■ **AIM**: Show all lines from the data that include the word "испытаний".

===== RECORDS =====

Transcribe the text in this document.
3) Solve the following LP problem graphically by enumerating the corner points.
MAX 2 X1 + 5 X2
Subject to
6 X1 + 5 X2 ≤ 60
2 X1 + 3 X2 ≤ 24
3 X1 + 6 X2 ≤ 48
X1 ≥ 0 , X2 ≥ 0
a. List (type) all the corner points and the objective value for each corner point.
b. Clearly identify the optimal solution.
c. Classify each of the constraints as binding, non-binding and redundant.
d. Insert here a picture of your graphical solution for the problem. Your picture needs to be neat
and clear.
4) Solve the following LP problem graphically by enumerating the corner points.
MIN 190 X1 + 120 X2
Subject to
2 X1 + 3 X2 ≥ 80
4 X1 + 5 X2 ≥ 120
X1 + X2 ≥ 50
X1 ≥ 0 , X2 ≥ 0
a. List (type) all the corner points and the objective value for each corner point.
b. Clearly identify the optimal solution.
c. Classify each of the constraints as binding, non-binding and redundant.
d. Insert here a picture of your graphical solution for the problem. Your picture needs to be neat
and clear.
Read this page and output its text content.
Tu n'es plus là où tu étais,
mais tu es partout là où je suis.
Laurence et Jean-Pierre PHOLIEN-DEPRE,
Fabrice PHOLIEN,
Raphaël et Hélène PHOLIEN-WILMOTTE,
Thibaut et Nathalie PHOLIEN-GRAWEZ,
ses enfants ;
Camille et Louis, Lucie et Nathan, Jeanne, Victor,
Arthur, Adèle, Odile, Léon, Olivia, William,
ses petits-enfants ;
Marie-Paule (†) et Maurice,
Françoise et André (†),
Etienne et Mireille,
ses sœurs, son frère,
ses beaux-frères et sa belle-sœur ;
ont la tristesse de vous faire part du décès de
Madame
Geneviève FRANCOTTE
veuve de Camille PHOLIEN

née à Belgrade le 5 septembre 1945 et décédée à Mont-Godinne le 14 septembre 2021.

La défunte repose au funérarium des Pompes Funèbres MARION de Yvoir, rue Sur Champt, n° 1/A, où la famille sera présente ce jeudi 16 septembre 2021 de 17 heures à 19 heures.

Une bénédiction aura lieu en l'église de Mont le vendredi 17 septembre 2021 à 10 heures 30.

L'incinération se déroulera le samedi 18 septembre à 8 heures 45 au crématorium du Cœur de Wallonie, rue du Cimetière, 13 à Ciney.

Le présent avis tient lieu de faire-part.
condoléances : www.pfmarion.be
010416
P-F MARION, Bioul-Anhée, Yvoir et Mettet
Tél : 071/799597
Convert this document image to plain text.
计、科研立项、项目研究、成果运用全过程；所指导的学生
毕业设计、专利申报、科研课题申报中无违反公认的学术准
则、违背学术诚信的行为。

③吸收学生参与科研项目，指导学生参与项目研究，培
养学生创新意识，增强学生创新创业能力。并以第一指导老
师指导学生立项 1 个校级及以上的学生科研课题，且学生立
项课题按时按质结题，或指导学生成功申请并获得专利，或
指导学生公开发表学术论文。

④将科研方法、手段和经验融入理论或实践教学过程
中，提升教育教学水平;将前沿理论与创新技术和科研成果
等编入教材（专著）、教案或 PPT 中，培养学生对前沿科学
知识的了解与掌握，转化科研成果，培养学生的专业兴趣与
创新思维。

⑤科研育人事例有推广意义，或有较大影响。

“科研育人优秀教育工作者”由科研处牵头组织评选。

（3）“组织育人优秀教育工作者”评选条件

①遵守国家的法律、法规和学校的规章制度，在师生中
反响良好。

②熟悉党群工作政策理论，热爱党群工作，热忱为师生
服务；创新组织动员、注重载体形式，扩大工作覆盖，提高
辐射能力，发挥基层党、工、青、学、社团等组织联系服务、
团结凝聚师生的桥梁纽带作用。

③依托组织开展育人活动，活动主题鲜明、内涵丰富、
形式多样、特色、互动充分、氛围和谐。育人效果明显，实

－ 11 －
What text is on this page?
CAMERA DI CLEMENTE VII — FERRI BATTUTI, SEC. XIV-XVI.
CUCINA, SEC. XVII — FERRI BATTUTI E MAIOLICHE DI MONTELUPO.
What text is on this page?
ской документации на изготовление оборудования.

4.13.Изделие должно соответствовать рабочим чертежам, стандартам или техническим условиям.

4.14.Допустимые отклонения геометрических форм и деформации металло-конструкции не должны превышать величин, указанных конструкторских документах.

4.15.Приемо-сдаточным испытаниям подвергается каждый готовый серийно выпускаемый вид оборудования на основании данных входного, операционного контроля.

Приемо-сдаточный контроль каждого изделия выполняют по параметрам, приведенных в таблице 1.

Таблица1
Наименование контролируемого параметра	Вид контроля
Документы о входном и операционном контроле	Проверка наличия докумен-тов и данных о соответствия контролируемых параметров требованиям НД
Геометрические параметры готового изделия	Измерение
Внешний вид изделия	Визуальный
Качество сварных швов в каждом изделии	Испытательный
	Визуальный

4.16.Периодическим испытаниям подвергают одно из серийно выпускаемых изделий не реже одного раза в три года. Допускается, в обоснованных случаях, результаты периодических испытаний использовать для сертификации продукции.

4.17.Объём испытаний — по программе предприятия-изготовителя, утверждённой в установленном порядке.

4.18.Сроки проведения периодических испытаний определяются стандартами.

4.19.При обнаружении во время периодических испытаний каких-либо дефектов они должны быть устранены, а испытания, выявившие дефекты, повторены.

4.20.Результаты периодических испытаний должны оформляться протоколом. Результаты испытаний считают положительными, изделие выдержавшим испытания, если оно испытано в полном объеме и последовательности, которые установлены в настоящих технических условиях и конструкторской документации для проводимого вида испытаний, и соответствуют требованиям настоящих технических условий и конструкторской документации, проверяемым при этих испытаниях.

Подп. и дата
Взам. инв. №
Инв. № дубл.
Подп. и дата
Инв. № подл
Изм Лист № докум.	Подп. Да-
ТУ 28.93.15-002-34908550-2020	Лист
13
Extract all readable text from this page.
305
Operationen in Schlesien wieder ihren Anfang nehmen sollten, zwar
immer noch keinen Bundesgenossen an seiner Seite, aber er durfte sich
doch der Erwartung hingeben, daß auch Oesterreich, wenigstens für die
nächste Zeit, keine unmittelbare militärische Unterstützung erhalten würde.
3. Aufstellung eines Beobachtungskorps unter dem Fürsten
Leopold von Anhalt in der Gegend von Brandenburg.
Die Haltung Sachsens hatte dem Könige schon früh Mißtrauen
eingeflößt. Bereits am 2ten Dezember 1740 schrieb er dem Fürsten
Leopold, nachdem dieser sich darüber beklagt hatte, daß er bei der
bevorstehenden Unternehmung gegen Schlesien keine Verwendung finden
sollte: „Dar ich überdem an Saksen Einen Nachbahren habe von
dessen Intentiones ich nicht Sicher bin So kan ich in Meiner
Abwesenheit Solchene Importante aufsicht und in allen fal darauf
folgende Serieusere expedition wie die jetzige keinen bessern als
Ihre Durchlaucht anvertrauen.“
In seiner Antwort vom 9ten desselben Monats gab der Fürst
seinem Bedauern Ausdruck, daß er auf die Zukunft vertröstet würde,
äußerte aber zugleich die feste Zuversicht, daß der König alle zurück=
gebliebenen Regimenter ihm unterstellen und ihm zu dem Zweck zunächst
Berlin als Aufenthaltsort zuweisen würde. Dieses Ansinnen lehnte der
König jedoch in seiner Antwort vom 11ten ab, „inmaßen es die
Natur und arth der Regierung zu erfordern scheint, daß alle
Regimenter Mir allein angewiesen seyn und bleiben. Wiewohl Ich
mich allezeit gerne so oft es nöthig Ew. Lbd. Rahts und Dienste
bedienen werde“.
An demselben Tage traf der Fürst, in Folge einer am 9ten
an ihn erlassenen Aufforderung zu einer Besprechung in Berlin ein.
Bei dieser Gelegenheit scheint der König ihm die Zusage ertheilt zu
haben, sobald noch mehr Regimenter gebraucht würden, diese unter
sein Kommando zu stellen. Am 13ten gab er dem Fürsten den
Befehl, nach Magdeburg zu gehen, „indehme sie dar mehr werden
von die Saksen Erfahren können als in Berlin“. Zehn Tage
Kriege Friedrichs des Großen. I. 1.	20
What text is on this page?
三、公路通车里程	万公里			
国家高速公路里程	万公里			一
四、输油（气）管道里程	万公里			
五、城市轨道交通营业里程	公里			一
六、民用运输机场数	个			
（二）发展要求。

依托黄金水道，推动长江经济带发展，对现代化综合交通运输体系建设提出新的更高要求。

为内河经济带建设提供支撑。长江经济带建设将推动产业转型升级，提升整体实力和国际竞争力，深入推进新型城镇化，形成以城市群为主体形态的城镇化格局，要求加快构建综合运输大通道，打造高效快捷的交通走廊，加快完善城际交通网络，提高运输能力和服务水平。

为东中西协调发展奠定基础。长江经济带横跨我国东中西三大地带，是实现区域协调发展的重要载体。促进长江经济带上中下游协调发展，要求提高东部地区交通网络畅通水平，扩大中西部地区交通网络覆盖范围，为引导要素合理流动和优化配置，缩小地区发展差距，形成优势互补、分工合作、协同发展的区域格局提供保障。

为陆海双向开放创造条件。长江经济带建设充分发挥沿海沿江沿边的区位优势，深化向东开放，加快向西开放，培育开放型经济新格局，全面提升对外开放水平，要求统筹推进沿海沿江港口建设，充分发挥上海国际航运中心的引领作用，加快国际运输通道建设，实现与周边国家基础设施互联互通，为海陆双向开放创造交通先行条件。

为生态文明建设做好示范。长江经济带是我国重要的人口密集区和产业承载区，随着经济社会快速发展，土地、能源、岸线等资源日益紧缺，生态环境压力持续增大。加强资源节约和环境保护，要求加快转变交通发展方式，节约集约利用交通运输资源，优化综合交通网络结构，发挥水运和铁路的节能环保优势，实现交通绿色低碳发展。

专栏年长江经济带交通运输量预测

=====

■ **RESPONSE FOR THIS EXERCISE**:
4.16.Периодическим испытаниям подвергают одно из серийно выпускаемых изделий не реже одного раза в три года. Допускается, в обоснованных случаях, результаты периодических испытаний использовать для сертификации продукции.
4.17.Объём испытаний — по программе предприятия-изготовителя, утверждённой в установленном порядке.
4.18.Сроки проведения периодических испытаний определяются стандартами.
4.19.При обнаружении во время периодических испытаний каких-либо дефектов они должны быть устранены, а испытания, выявившие дефекты, повторены.
4.20.Результаты периодических испытаний должны оформляться протоколом. Результаты испытаний считают положительными, изделие выдержавшим испытания, если оно испытано в полном объеме и последовательности, которые установлены в настоящих технических условиях и конструкторской документации для проводимого вида испытаний, и соответствуют требованиям настоящих технических условий и конструкторской документации, проверяемым при этих испытаниях.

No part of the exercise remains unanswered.